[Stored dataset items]
════════════════════

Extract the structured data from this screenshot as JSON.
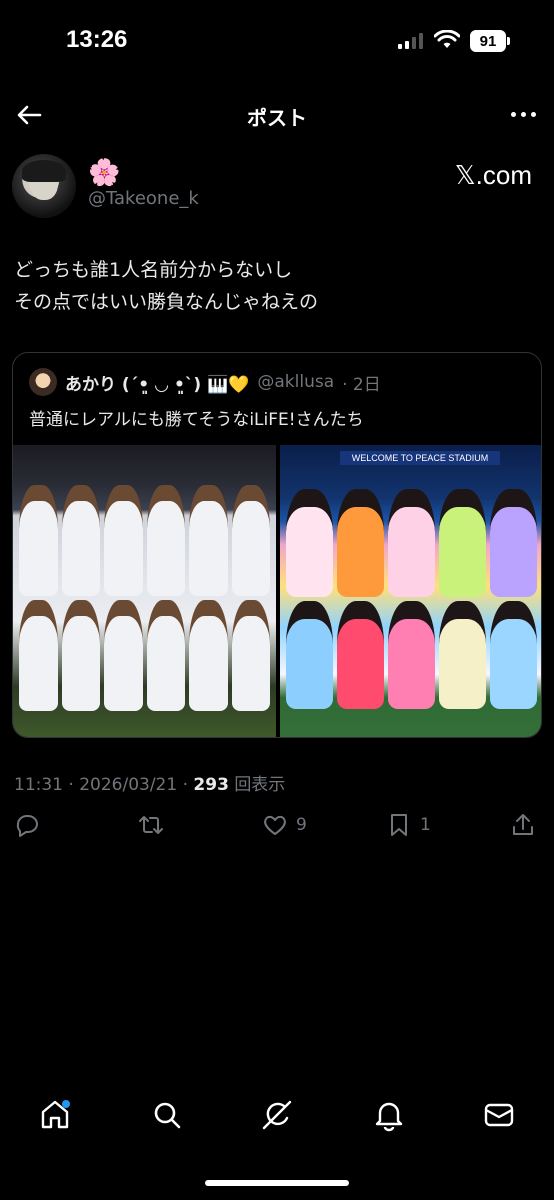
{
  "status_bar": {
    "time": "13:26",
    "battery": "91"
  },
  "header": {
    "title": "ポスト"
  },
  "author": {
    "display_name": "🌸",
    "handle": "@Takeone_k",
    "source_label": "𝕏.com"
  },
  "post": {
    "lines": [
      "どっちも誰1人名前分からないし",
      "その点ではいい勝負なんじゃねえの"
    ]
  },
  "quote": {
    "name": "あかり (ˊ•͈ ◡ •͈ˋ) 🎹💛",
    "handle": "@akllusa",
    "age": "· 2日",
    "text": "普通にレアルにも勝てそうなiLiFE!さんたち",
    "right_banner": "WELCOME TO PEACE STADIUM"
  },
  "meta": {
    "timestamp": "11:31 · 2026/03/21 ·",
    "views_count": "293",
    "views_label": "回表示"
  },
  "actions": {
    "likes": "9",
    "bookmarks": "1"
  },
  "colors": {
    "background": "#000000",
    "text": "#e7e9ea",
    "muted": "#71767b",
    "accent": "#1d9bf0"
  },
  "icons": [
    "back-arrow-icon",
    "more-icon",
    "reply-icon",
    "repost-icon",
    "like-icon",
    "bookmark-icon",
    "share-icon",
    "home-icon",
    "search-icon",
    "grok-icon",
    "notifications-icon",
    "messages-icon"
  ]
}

════════════════════

Find "text". Copy every line it occurs in.

#### [Response below]
    "text": "普通にレアルにも勝てそうなiLiFE!さんたち",
    "text": "#e7e9ea",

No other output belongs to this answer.